◆ STATED TASK
Reproduce the lines below word for word, leaving out the pictures.

[Element and region data]
[START]

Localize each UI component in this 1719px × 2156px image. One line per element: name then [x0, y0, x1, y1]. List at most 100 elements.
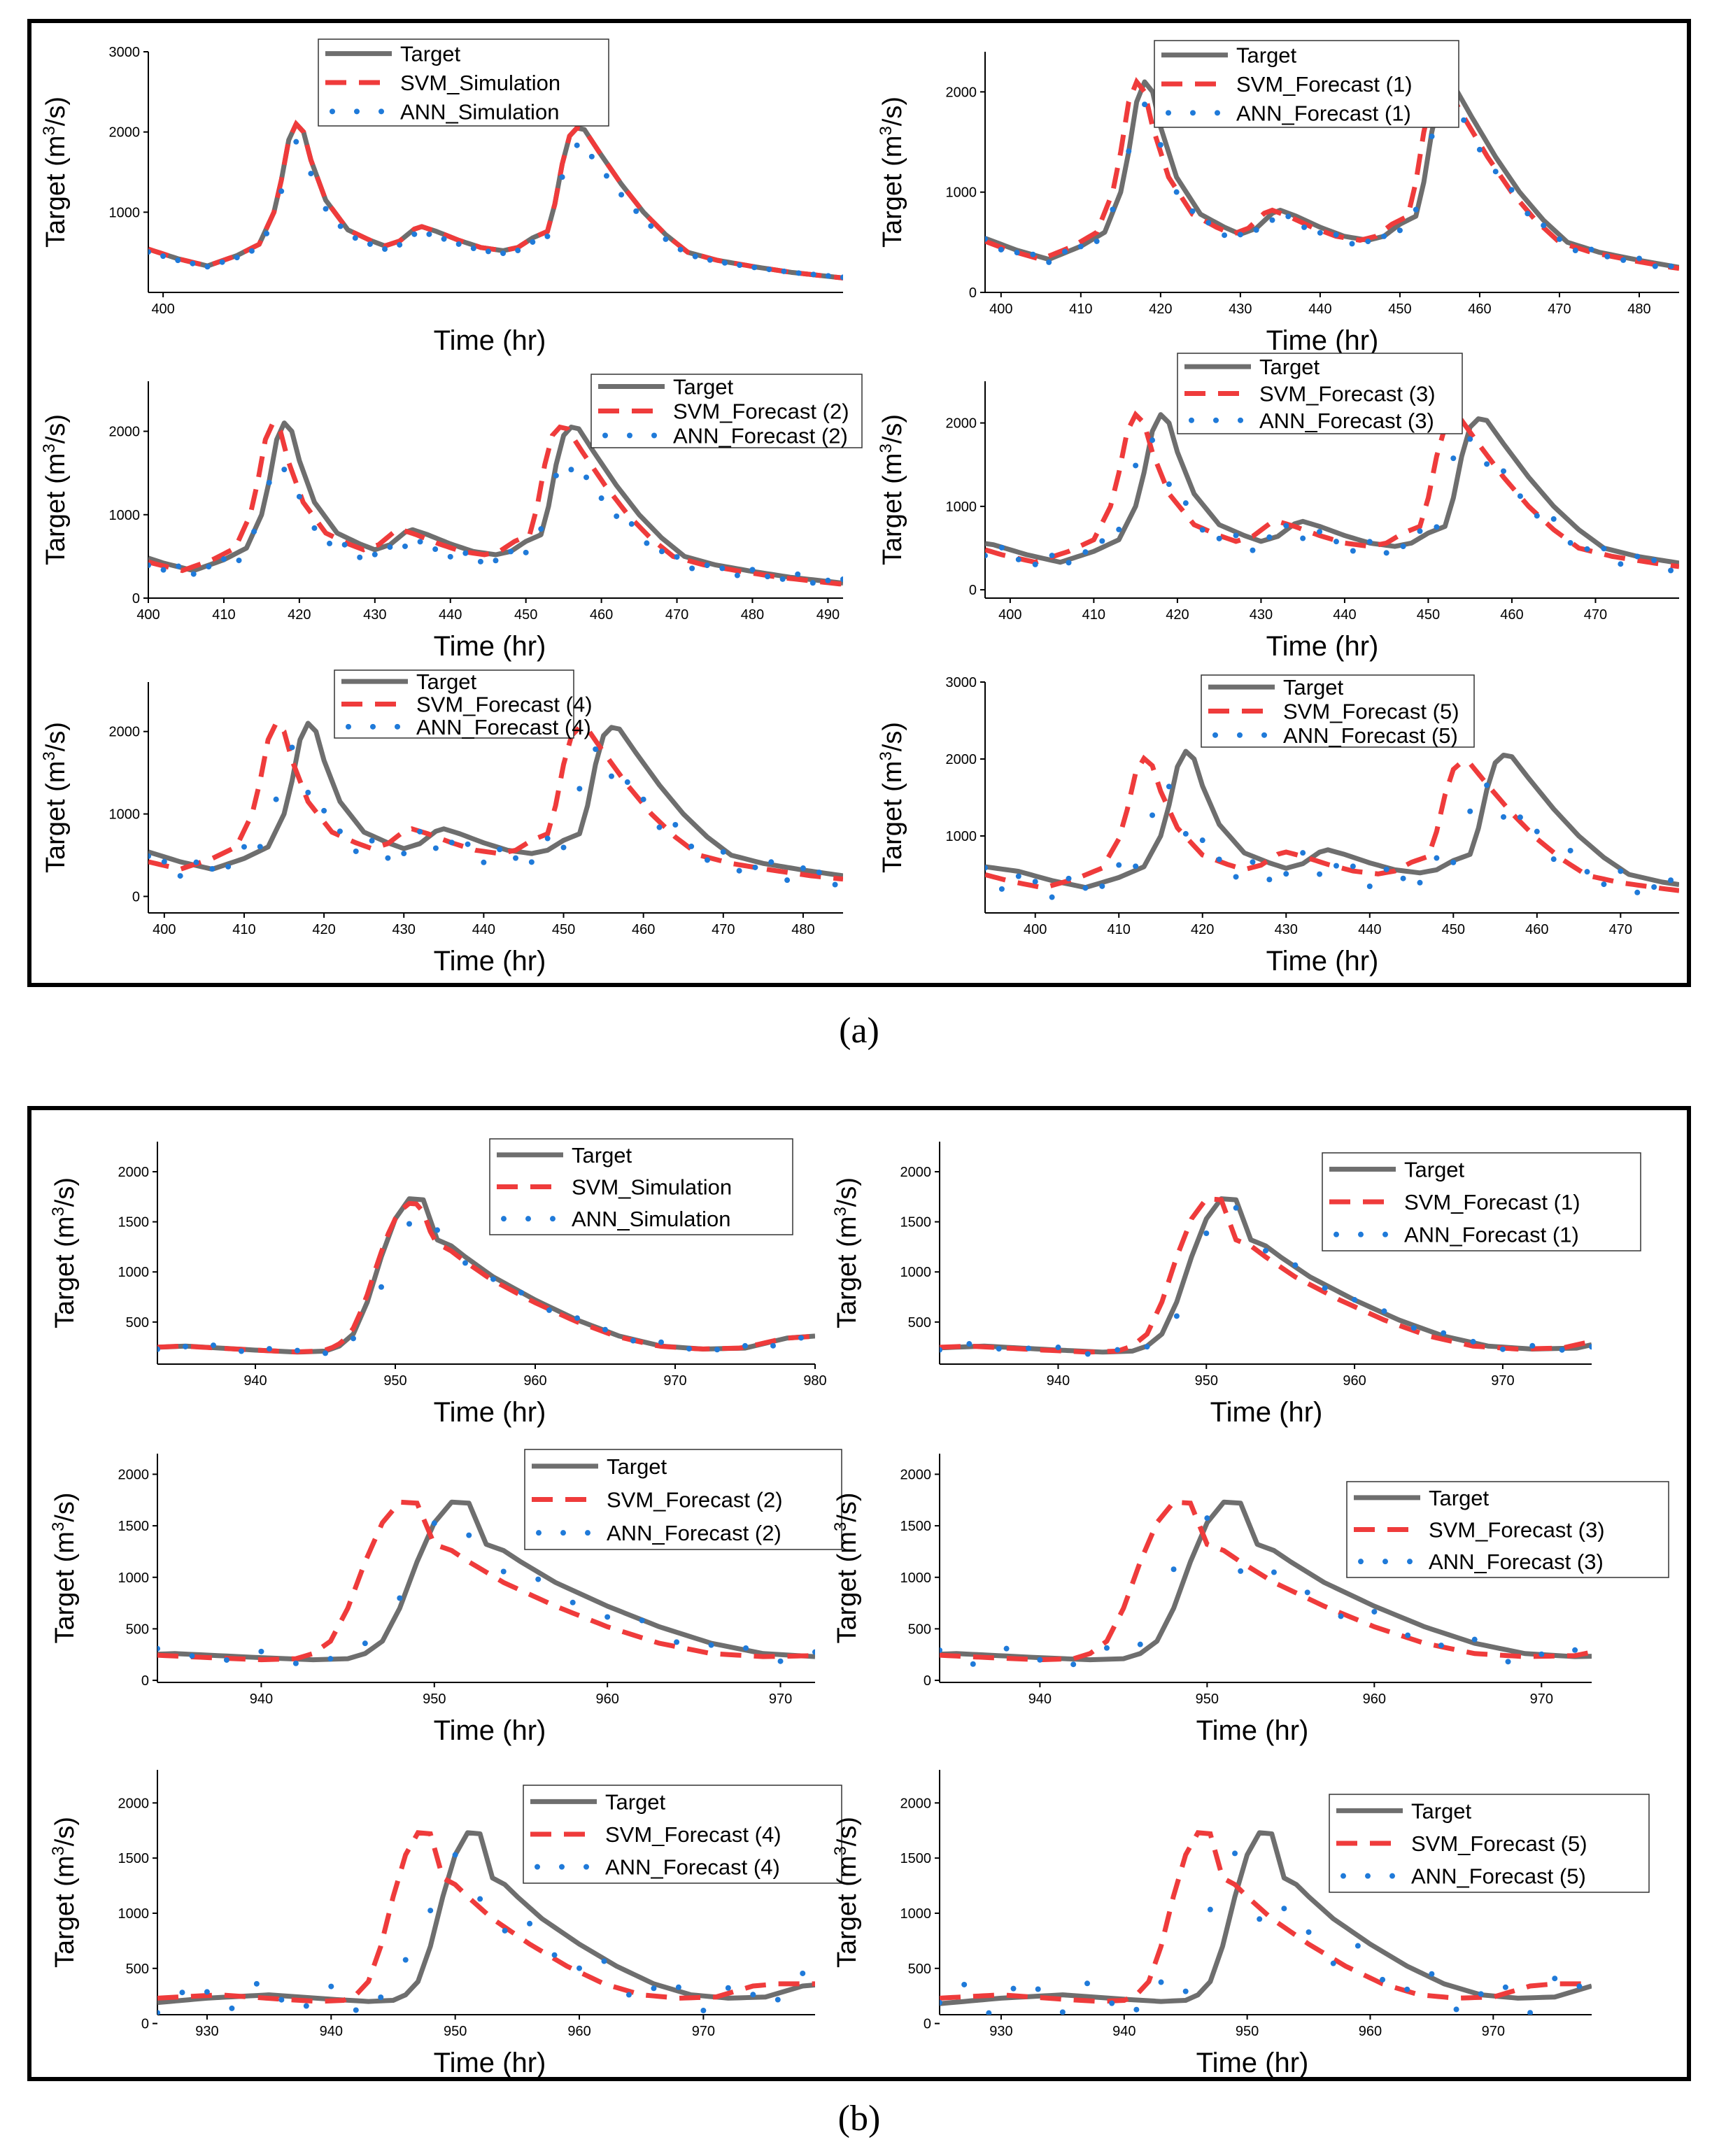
ann-point	[707, 257, 713, 263]
ann-point	[1541, 222, 1547, 229]
y-axis-label: Target (m3/s)	[877, 97, 907, 248]
ann-point	[1501, 468, 1507, 474]
ann-point	[351, 1335, 356, 1342]
x-tick-label: 950	[1236, 2024, 1259, 2039]
ann-point	[253, 1980, 260, 1987]
ann-point	[1317, 229, 1323, 236]
ann-point	[1441, 1330, 1447, 1336]
ann-point	[658, 548, 665, 555]
ann-point	[1534, 828, 1540, 835]
ann-point	[1266, 877, 1273, 883]
series-svm-line	[157, 1499, 815, 1663]
legend-label: ANN_Forecast (4)	[605, 1855, 780, 1880]
series-group	[940, 1830, 1592, 2015]
ann-point	[385, 855, 391, 861]
y-tick-label: 1000	[109, 508, 141, 523]
y-tick-label: 1000	[946, 829, 977, 844]
ann-point	[266, 479, 272, 485]
y-tick-label: 1500	[118, 1851, 150, 1866]
x-axis-label: Time (hr)	[1266, 631, 1379, 662]
ann-point	[737, 262, 743, 269]
ann-point	[362, 1640, 368, 1647]
ann-point	[551, 1952, 558, 1958]
series-group	[157, 1830, 815, 2015]
ann-point	[427, 1908, 434, 1914]
x-tick-label: 420	[1191, 922, 1214, 937]
ann-point	[574, 142, 580, 148]
ann-point	[998, 246, 1004, 253]
legend-label: SVM_Forecast (5)	[1411, 1831, 1587, 1856]
ann-point	[1237, 232, 1243, 238]
ann-point	[1634, 553, 1641, 560]
x-tick-label: 940	[1028, 1692, 1052, 1707]
legend-ann-swatch	[395, 723, 400, 730]
x-tick-label: 470	[712, 922, 735, 937]
y-tick-label: 3000	[946, 675, 977, 690]
ann-point	[1010, 1985, 1017, 1992]
ann-point	[204, 264, 211, 270]
series-group	[148, 718, 843, 888]
ann-point	[779, 576, 786, 582]
ann-point	[193, 859, 199, 865]
ann-point	[1651, 884, 1657, 890]
x-tick-label: 410	[1082, 607, 1105, 623]
ann-point	[303, 2003, 309, 2009]
ann-point	[1144, 1344, 1150, 1350]
y-tick-label: 500	[908, 1622, 931, 1637]
ann-point	[743, 1645, 749, 1651]
x-tick-label: 940	[320, 2024, 343, 2039]
x-tick-label: 440	[1333, 607, 1356, 623]
ann-point	[765, 574, 771, 580]
ann-point	[614, 513, 620, 519]
legend: Target SVM_Forecast (3) ANN_Forecast (3)	[1177, 353, 1463, 434]
ann-point	[225, 863, 232, 870]
ann-point	[281, 467, 288, 473]
legend-label: ANN_Forecast (1)	[1236, 101, 1411, 125]
legend-label: Target	[607, 1454, 667, 1479]
ann-point	[784, 877, 791, 884]
ann-point	[308, 171, 314, 177]
ann-point	[353, 2007, 359, 2013]
ann-point	[513, 855, 519, 861]
ann-point	[663, 236, 669, 242]
series-svm-line	[148, 418, 843, 587]
ann-point	[273, 796, 279, 802]
ann-point	[372, 551, 378, 558]
frame-a	[27, 19, 1691, 987]
x-tick-label: 480	[791, 922, 814, 937]
ann-point	[1501, 814, 1507, 820]
ann-point	[1026, 1345, 1032, 1352]
ann-point	[1049, 553, 1055, 559]
ann-point	[940, 1347, 942, 1353]
ann-point	[204, 1989, 210, 1995]
ann-point	[257, 844, 263, 850]
y-axis-label: Target (m3/s)	[49, 1817, 80, 1968]
ann-point	[1381, 233, 1387, 239]
ann-point	[598, 495, 604, 502]
frame-b	[27, 1106, 1691, 2081]
ann-point	[689, 565, 695, 572]
ann-point	[998, 886, 1005, 892]
ann-point	[625, 1992, 632, 1998]
x-tick-label: 950	[1196, 1692, 1219, 1707]
chart-b4: 940 950 960 970 0 500 1000 1500 2000 Time (hr) Tar…	[831, 1454, 1669, 1746]
ann-point	[1003, 1645, 1010, 1652]
y-tick-label: 1000	[900, 1265, 932, 1280]
ann-point	[378, 1994, 384, 2001]
ann-point	[305, 789, 311, 795]
legend-ann-swatch	[1365, 1873, 1371, 1879]
ann-point	[1429, 1971, 1435, 1977]
ann-point	[675, 1984, 681, 1990]
ann-point	[1317, 871, 1323, 877]
ann-point	[1400, 875, 1406, 881]
ann-point	[1550, 856, 1557, 863]
x-axis-label: Time (hr)	[434, 1715, 546, 1746]
ann-point	[1584, 869, 1590, 875]
legend-ann-swatch	[602, 432, 608, 439]
ann-point	[639, 1617, 645, 1624]
ann-point	[1371, 1608, 1378, 1615]
y-tick-label: 1000	[118, 1265, 150, 1280]
ann-point	[258, 1648, 264, 1654]
ann-point	[812, 1649, 815, 1655]
ann-point	[1380, 1976, 1386, 1983]
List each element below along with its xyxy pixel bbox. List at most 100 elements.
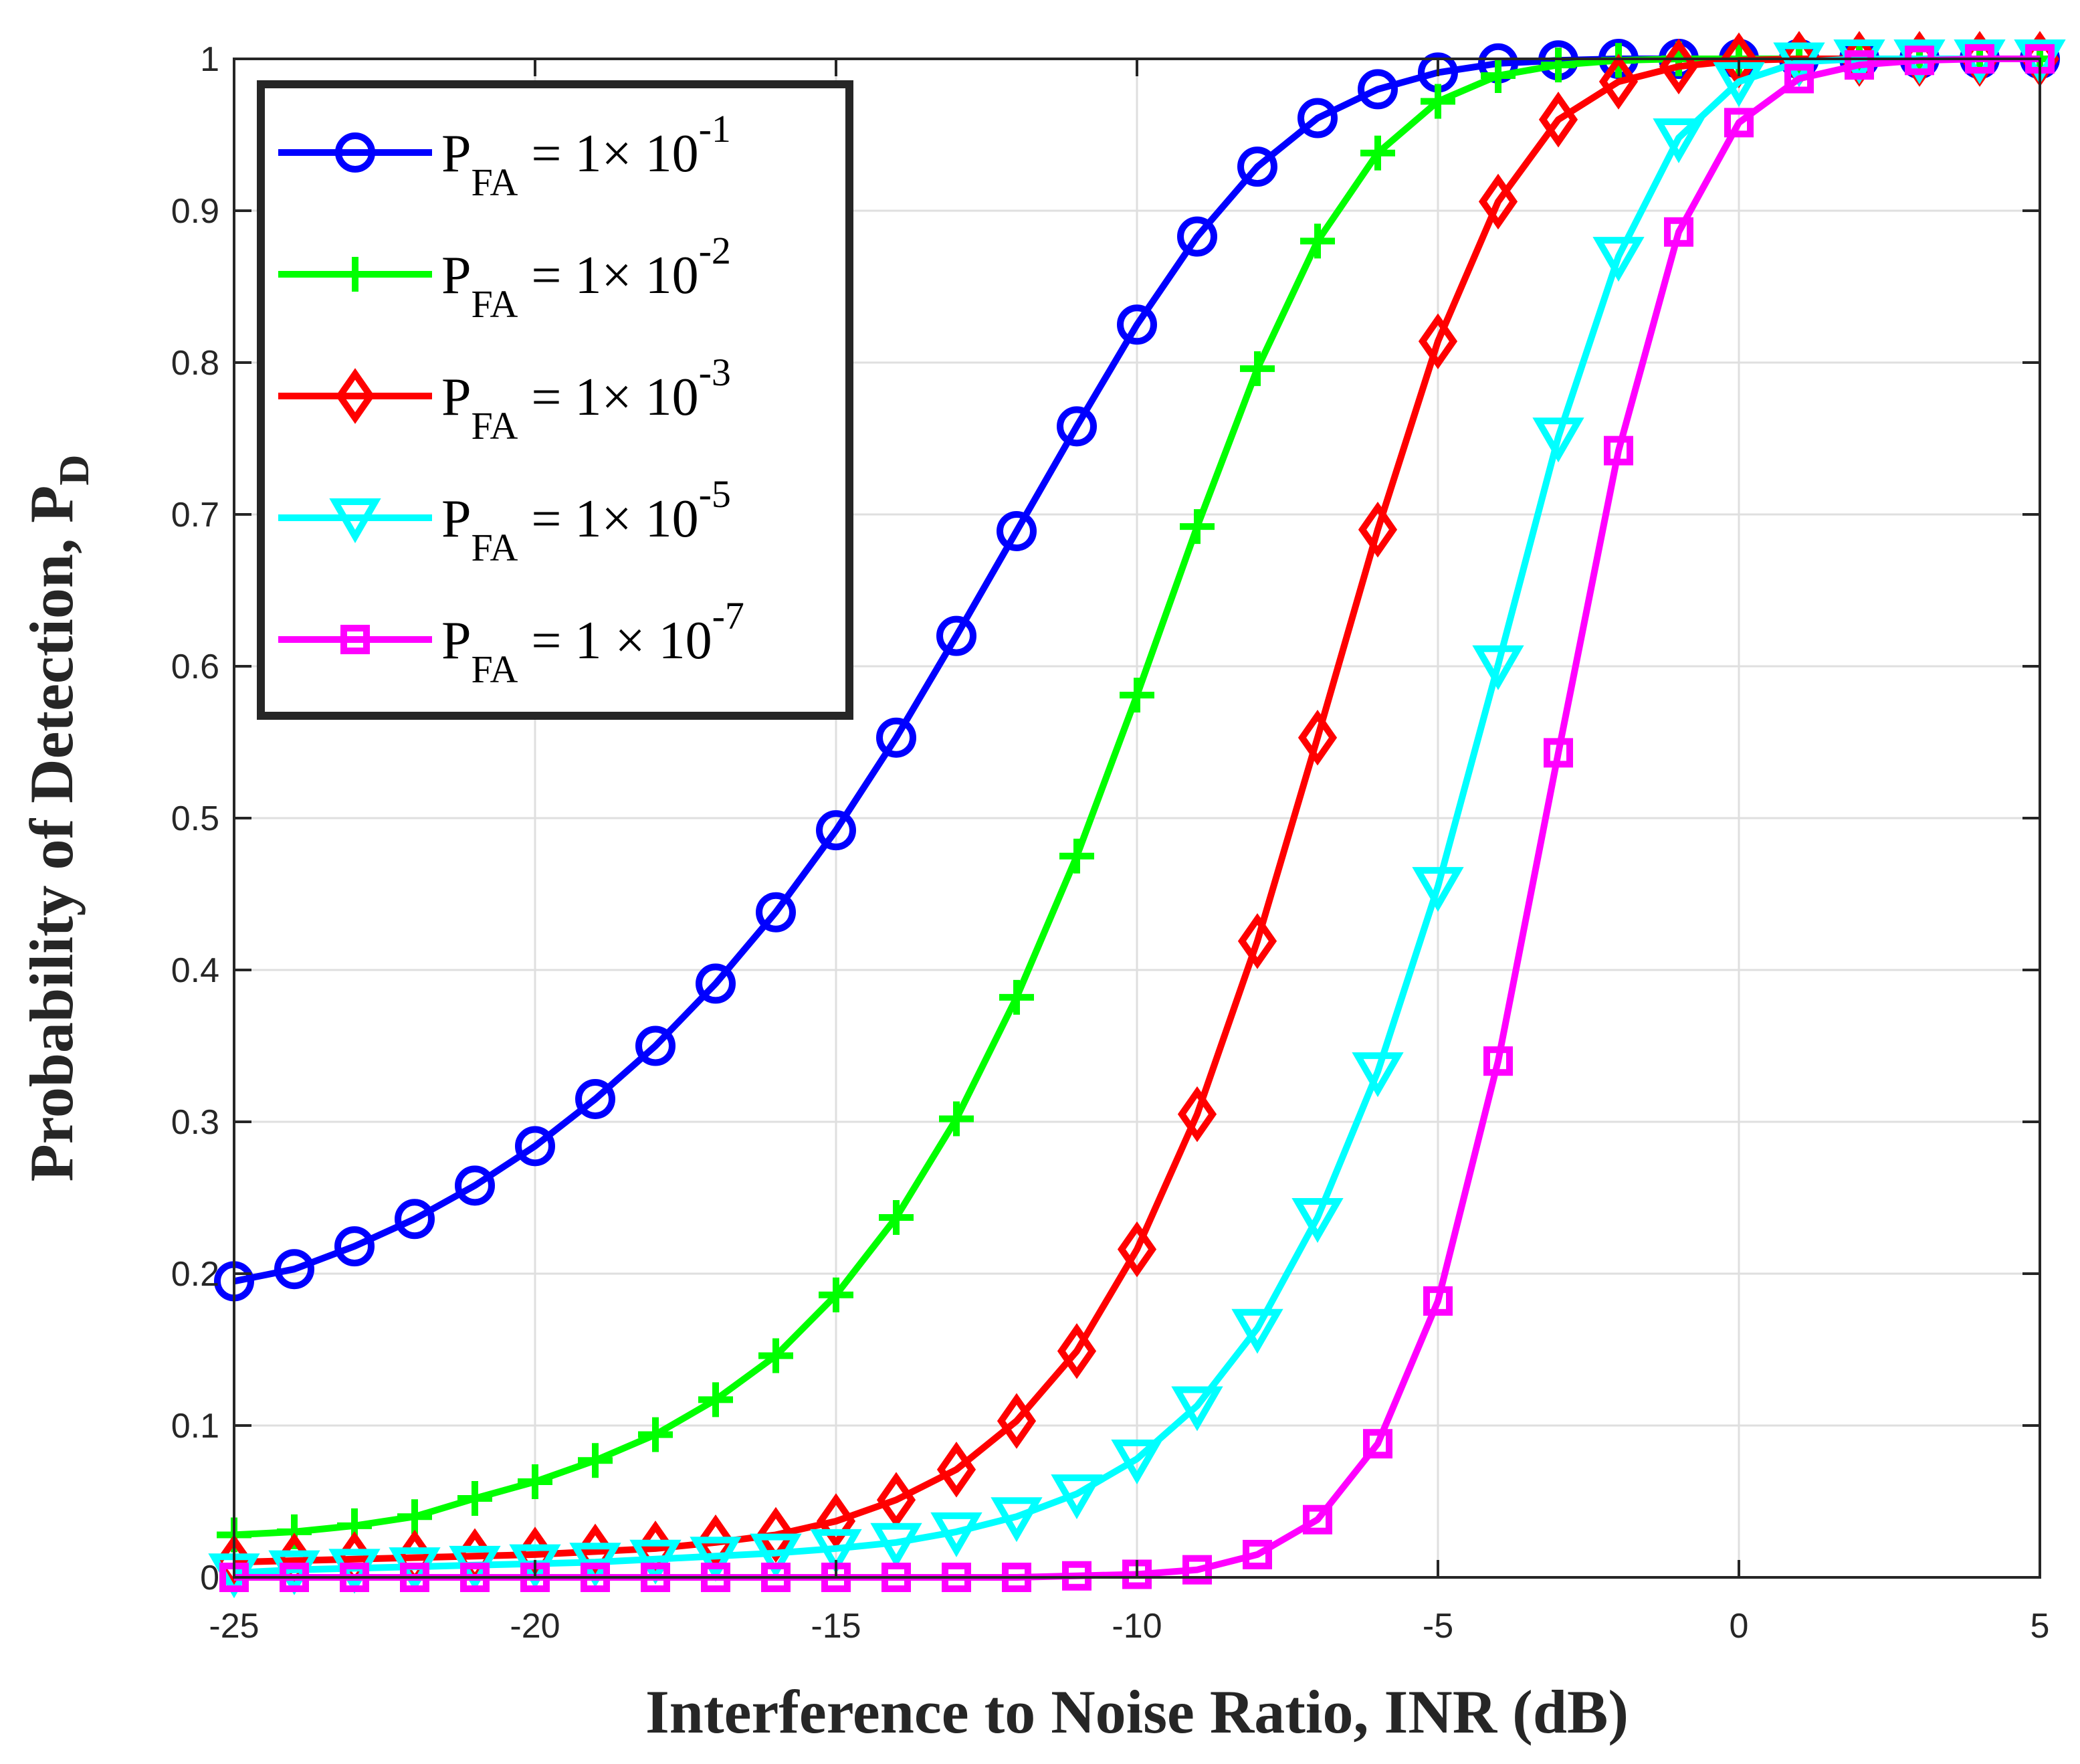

[END]

◆ FINAL RESULT
Localize each UI component in this 1719px × 2156px image. One line per element: name then [x0, y0, x1, y1]. List at most 100 elements.
ann-point	[707, 257, 713, 263]
ann-point	[1541, 222, 1547, 229]
y-axis-label: Target (m3/s)	[877, 97, 907, 248]
ann-point	[1501, 468, 1507, 474]
ann-point	[351, 1335, 356, 1342]
x-tick-label: 950	[1236, 2024, 1259, 2039]
ann-point	[253, 1980, 260, 1987]
ann-point	[1317, 229, 1323, 236]
ann-point	[1441, 1330, 1447, 1336]
ann-point	[658, 548, 665, 555]
ann-point	[1534, 828, 1540, 835]
ann-point	[1266, 877, 1273, 883]
series-svm-line	[157, 1499, 815, 1663]
legend-label: ANN_Forecast (4)	[605, 1855, 780, 1880]
series-group	[940, 1830, 1592, 2015]
ann-point	[385, 855, 391, 861]
y-tick-label: 1000	[109, 508, 141, 523]
y-tick-label: 1000	[946, 829, 977, 844]
ann-point	[266, 479, 272, 485]
y-tick-label: 1500	[118, 1851, 150, 1866]
x-axis-label: Time (hr)	[1266, 631, 1379, 662]
ann-point	[737, 262, 743, 269]
ann-point	[362, 1640, 368, 1647]
ann-point	[551, 1952, 558, 1958]
series-group	[157, 1830, 815, 2015]
ann-point	[427, 1908, 434, 1914]
x-tick-label: 420	[1191, 922, 1214, 937]
ann-point	[574, 142, 580, 148]
ann-point	[998, 246, 1004, 253]
legend-label: SVM_Forecast (5)	[1411, 1831, 1587, 1856]
ann-point	[1237, 232, 1243, 238]
ann-point	[1634, 553, 1641, 560]
x-tick-label: 940	[1028, 1692, 1052, 1707]
legend-ann-swatch	[395, 723, 400, 730]
x-tick-label: 470	[712, 922, 735, 937]
y-tick-label: 3000	[946, 675, 977, 690]
ann-point	[1010, 1985, 1017, 1992]
ann-point	[204, 264, 211, 270]
series-group	[148, 718, 843, 888]
ann-point	[779, 576, 786, 582]
ann-point	[193, 859, 199, 865]
ann-point	[1651, 884, 1657, 890]
x-tick-label: 410	[1082, 607, 1105, 623]
ann-point	[303, 2003, 309, 2009]
ann-point	[1144, 1344, 1150, 1350]
y-tick-label: 500	[908, 1622, 931, 1637]
ann-point	[743, 1645, 749, 1651]
x-tick-label: 940	[320, 2024, 343, 2039]
x-tick-label: 440	[1333, 607, 1356, 623]
ann-point	[765, 574, 771, 580]
ann-point	[614, 513, 620, 519]
legend: Target SVM_Forecast (3) ANN_Forecast (3)	[1177, 353, 1463, 434]
ann-point	[225, 863, 232, 870]
ann-point	[281, 467, 288, 473]
legend-label: ANN_Forecast (1)	[1236, 101, 1411, 125]
legend-label: Target	[607, 1454, 667, 1479]
ann-point	[784, 877, 791, 884]
ann-point	[308, 171, 314, 177]
ann-point	[353, 2007, 359, 2013]
ann-point	[513, 855, 519, 861]
ann-point	[663, 236, 669, 242]
series-svm-line	[148, 418, 843, 587]
ann-point	[273, 796, 279, 802]
ann-point	[372, 551, 378, 558]
frame-a	[27, 19, 1691, 987]
x-tick-label: 480	[791, 922, 814, 937]
ann-point	[1501, 814, 1507, 820]
ann-point	[1026, 1345, 1032, 1352]
ann-point	[1049, 553, 1055, 559]
ann-point	[940, 1347, 942, 1353]
ann-point	[204, 1989, 210, 1995]
ann-point	[257, 844, 263, 850]
y-axis-label: Target (m3/s)	[49, 1817, 80, 1968]
ann-point	[1381, 233, 1387, 239]
ann-point	[598, 495, 604, 502]
frame-b	[27, 1106, 1691, 2081]
ann-point	[689, 565, 695, 572]
ann-point	[998, 886, 1005, 892]
ann-point	[625, 1992, 632, 1998]
x-tick-label: 950	[1196, 1692, 1219, 1707]
chart-b4: 940 950 960 970 0 500 1000 1500 2000 Time (hr) Tar…	[831, 1454, 1669, 1746]
ann-point	[1003, 1645, 1010, 1652]
y-tick-label: 1000	[900, 1265, 932, 1280]
ann-point	[378, 1994, 384, 2001]
ann-point	[305, 789, 311, 795]
legend-ann-swatch	[1365, 1873, 1371, 1879]
ann-point	[1429, 1971, 1435, 1977]
ann-point	[675, 1984, 681, 1990]
ann-point	[1317, 871, 1323, 877]
ann-point	[1400, 875, 1406, 881]
ann-point	[1550, 856, 1557, 863]
x-axis-label: Time (hr)	[434, 1715, 546, 1746]
ann-point	[1584, 869, 1590, 875]
legend-ann-swatch	[602, 432, 608, 439]
ann-point	[639, 1617, 645, 1624]
ann-point	[1371, 1608, 1378, 1615]
y-tick-label: 1000	[118, 1265, 150, 1280]
ann-point	[258, 1648, 264, 1654]
ann-point	[812, 1649, 815, 1655]
ann-point	[1380, 1976, 1386, 1983]
List each element below along with its xyxy pixel bbox. List at most 100 elements.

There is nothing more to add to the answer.